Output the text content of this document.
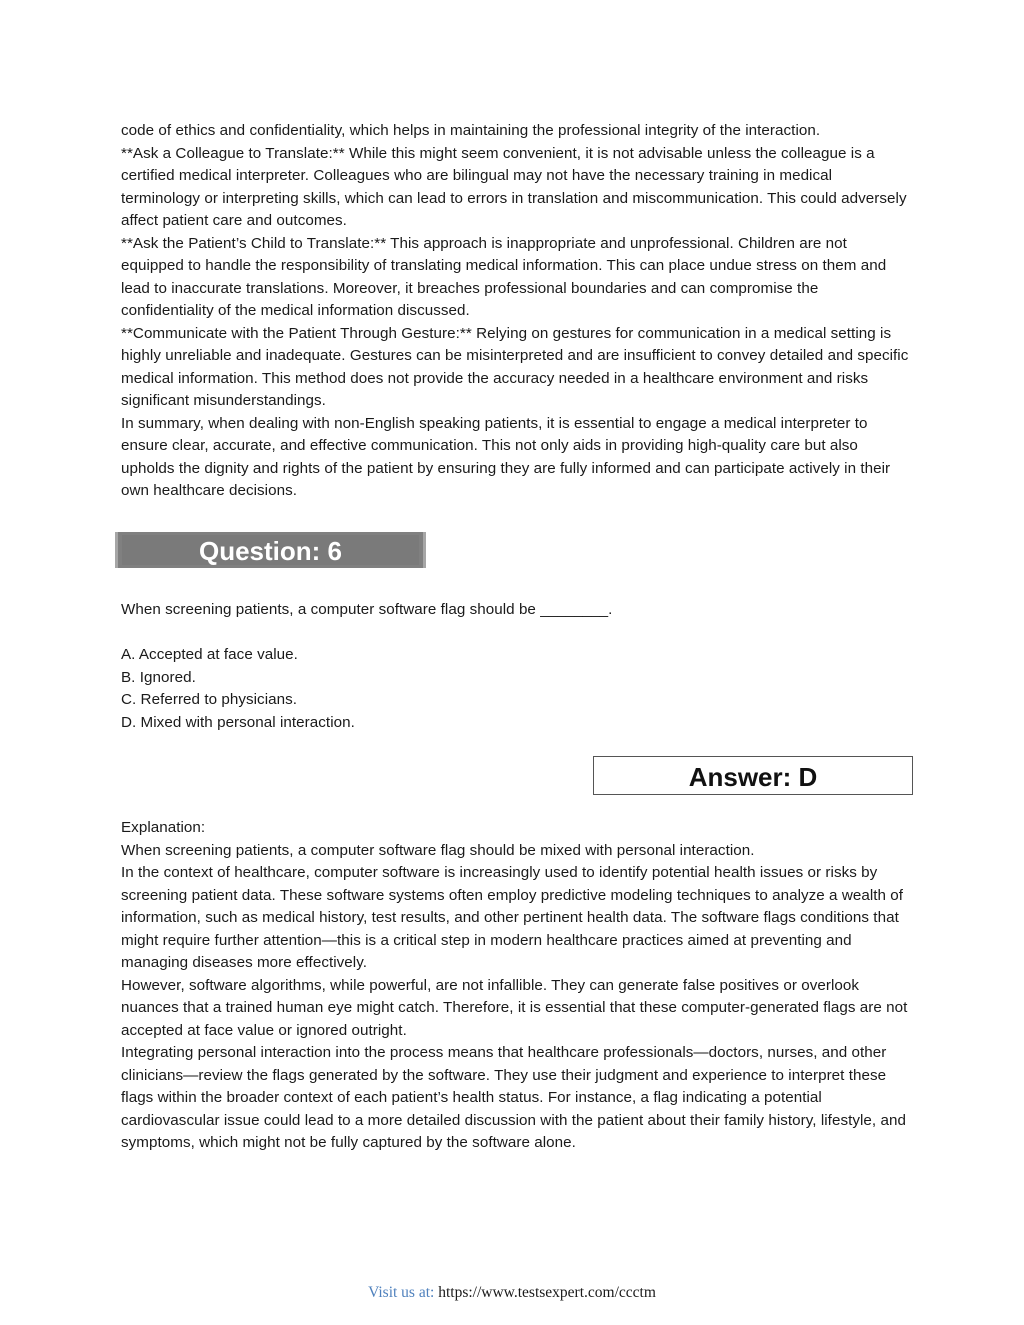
code of ethics and confidentiality, which helps in maintaining the professional integrity of the interaction.

**Ask a Colleague to Translate:** While this might seem convenient, it is not advisable unless the colleague is a certified medical interpreter. Colleagues who are bilingual may not have the necessary training in medical terminology or interpreting skills, which can lead to errors in translation and miscommunication. This could adversely affect patient care and outcomes.

**Ask the Patient’s Child to Translate:** This approach is inappropriate and unprofessional. Children are not equipped to handle the responsibility of translating medical information. This can place undue stress on them and lead to inaccurate translations. Moreover, it breaches professional boundaries and can compromise the confidentiality of the medical information discussed.

**Communicate with the Patient Through Gesture:** Relying on gestures for communication in a medical setting is highly unreliable and inadequate. Gestures can be misinterpreted and are insufficient to convey detailed and specific medical information. This method does not provide the accuracy needed in a healthcare environment and risks significant misunderstandings.

In summary, when dealing with non-English speaking patients, it is essential to engage a medical interpreter to ensure clear, accurate, and effective communication. This not only aids in providing high-quality care but also upholds the dignity and rights of the patient by ensuring they are fully informed and can participate actively in their own healthcare decisions.

Question: 6

When screening patients, a computer software flag should be ________.

A. Accepted at face value.

B. Ignored.

C. Referred to physicians.

D. Mixed with personal interaction.

Answer: D

Explanation:

When screening patients, a computer software flag should be mixed with personal interaction.

In the context of healthcare, computer software is increasingly used to identify potential health issues or risks by screening patient data. These software systems often employ predictive modeling techniques to analyze a wealth of information, such as medical history, test results, and other pertinent health data. The software flags conditions that might require further attention—this is a critical step in modern healthcare practices aimed at preventing and managing diseases more effectively.

However, software algorithms, while powerful, are not infallible. They can generate false positives or overlook nuances that a trained human eye might catch. Therefore, it is essential that these computer-generated flags are not accepted at face value or ignored outright.

Integrating personal interaction into the process means that healthcare professionals—doctors, nurses, and other clinicians—review the flags generated by the software. They use their judgment and experience to interpret these flags within the broader context of each patient’s health status. For instance, a flag indicating a potential cardiovascular issue could lead to a more detailed discussion with the patient about their family history, lifestyle, and symptoms, which might not be fully captured by the software alone.

Visit us at: https://www.testsexpert.com/ccctm
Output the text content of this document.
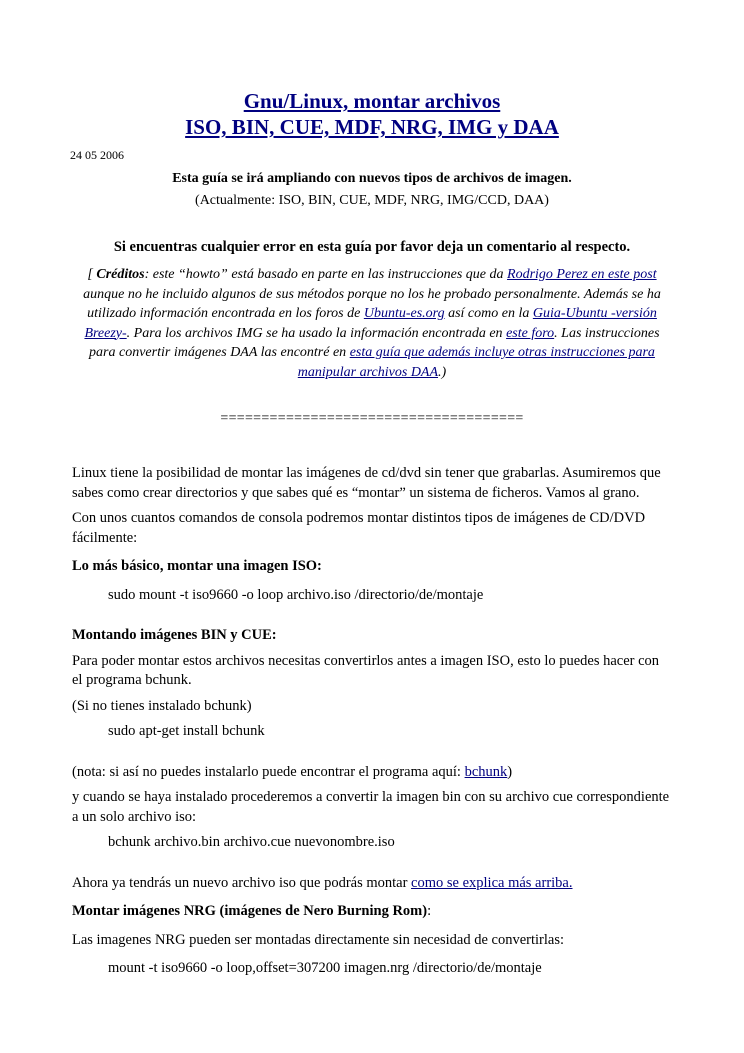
Gnu/Linux, montar archivos
ISO, BIN, CUE, MDF, NRG, IMG y DAA
24 05 2006
Esta guía se irá ampliando con nuevos tipos de archivos de imagen.
(Actualmente: ISO, BIN, CUE, MDF, NRG, IMG/CCD, DAA)
Si encuentras cualquier error en esta guía por favor deja un comentario al respecto.
[ Créditos: este “howto” está basado en parte en las instrucciones que da Rodrigo Perez en este post aunque no he incluido algunos de sus métodos porque no los he probado personalmente. Además se ha utilizado información encontrada en los foros de Ubuntu-es.org así como en la Guia-Ubuntu -versión Breezy-. Para los archivos IMG se ha usado la información encontrada en este foro. Las instrucciones para convertir imágenes DAA las encontré en esta guía que además incluye otras instrucciones para manipular archivos DAA.)
=====================================

Linux tiene la posibilidad de montar las imágenes de cd/dvd sin tener que grabarlas. Asumiremos que sabes como crear directorios y que sabes qué es “montar” un sistema de ficheros. Vamos al grano.

Con unos cuantos comandos de consola podremos montar distintos tipos de imágenes de CD/DVD fácilmente:

Lo más básico, montar una imagen ISO:

sudo mount -t iso9660 -o loop archivo.iso /directorio/de/montaje

Montando imágenes BIN y CUE:

Para poder montar estos archivos necesitas convertirlos antes a imagen ISO, esto lo puedes hacer con el programa bchunk.

(Si no tienes instalado bchunk)

sudo apt-get install bchunk

(nota: si así no puedes instalarlo puede encontrar el programa aquí: bchunk)

y cuando se haya instalado procederemos a convertir la imagen bin con su archivo cue correspondiente a un solo archivo iso:

bchunk archivo.bin archivo.cue nuevonombre.iso

Ahora ya tendrás un nuevo archivo iso que podrás montar como se explica más arriba.

Montar imágenes NRG (imágenes de Nero Burning Rom):

Las imagenes NRG pueden ser montadas directamente sin necesidad de convertirlas:

mount -t iso9660 -o loop,offset=307200 imagen.nrg /directorio/de/montaje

● ACTION ITEM:
Check the data for lines with "loop" and give only their number.

● SOLUTION:
2